### WORK TO BE COMPLETED
Exact copies are required of the lines from the line containing "What's the underlying" through the final line of the listing, both included, and of no other lines.

### DATA EXCERPTS
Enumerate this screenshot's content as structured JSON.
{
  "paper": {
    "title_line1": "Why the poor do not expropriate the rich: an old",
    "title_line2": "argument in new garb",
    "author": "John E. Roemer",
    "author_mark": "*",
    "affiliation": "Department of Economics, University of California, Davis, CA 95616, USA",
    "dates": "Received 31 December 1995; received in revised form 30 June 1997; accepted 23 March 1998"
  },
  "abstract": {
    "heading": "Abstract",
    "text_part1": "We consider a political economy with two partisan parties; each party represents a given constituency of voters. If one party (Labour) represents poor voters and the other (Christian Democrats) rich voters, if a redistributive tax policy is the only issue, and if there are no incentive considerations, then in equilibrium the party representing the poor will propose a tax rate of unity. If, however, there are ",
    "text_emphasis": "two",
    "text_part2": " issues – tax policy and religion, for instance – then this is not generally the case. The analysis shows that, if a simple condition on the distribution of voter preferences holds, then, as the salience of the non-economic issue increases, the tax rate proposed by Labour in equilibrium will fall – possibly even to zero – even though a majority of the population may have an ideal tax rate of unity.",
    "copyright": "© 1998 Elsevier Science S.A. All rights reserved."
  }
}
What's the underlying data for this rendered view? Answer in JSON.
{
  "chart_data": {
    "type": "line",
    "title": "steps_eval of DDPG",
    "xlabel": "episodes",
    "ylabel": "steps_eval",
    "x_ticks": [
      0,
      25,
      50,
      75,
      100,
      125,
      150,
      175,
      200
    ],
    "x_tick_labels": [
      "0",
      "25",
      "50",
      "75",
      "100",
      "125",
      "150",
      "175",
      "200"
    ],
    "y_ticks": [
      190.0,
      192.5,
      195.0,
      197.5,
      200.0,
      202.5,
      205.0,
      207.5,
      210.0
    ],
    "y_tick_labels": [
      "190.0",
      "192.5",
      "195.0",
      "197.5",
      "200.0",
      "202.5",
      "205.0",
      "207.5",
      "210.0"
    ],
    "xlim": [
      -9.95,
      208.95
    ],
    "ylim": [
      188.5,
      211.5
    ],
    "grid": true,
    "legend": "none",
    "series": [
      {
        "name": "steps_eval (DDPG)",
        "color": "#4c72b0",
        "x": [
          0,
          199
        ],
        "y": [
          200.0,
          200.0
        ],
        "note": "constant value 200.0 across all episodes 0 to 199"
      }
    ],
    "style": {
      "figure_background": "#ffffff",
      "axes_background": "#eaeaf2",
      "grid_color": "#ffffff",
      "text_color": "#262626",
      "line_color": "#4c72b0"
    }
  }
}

### FULL ANSWER
What's the underlying data for this rendered view? Answer in JSON.
{
  "chart_data": {
    "type": "line",
    "title": "steps_eval of DDPG",
    "xlabel": "episodes",
    "ylabel": "steps_eval",
    "x_ticks": [
      0,
      25,
      50,
      75,
      100,
      125,
      150,
      175,
      200
    ],
    "x_tick_labels": [
      "0",
      "25",
      "50",
      "75",
      "100",
      "125",
      "150",
      "175",
      "200"
    ],
    "y_ticks": [
      190.0,
      192.5,
      195.0,
      197.5,
      200.0,
      202.5,
      205.0,
      207.5,
      210.0
    ],
    "y_tick_labels": [
      "190.0",
      "192.5",
      "195.0",
      "197.5",
      "200.0",
      "202.5",
      "205.0",
      "207.5",
      "210.0"
    ],
    "xlim": [
      -9.95,
      208.95
    ],
    "ylim": [
      188.5,
      211.5
    ],
    "grid": true,
    "legend": "none",
    "series": [
      {
        "name": "steps_eval (DDPG)",
        "color": "#4c72b0",
        "x": [
          0,
          199
        ],
        "y": [
          200.0,
          200.0
        ],
        "note": "constant value 200.0 across all episodes 0 to 199"
      }
    ],
    "style": {
      "figure_background": "#ffffff",
      "axes_background": "#eaeaf2",
      "grid_color": "#ffffff",
      "text_color": "#262626",
      "line_color": "#4c72b0"
    }
  }
}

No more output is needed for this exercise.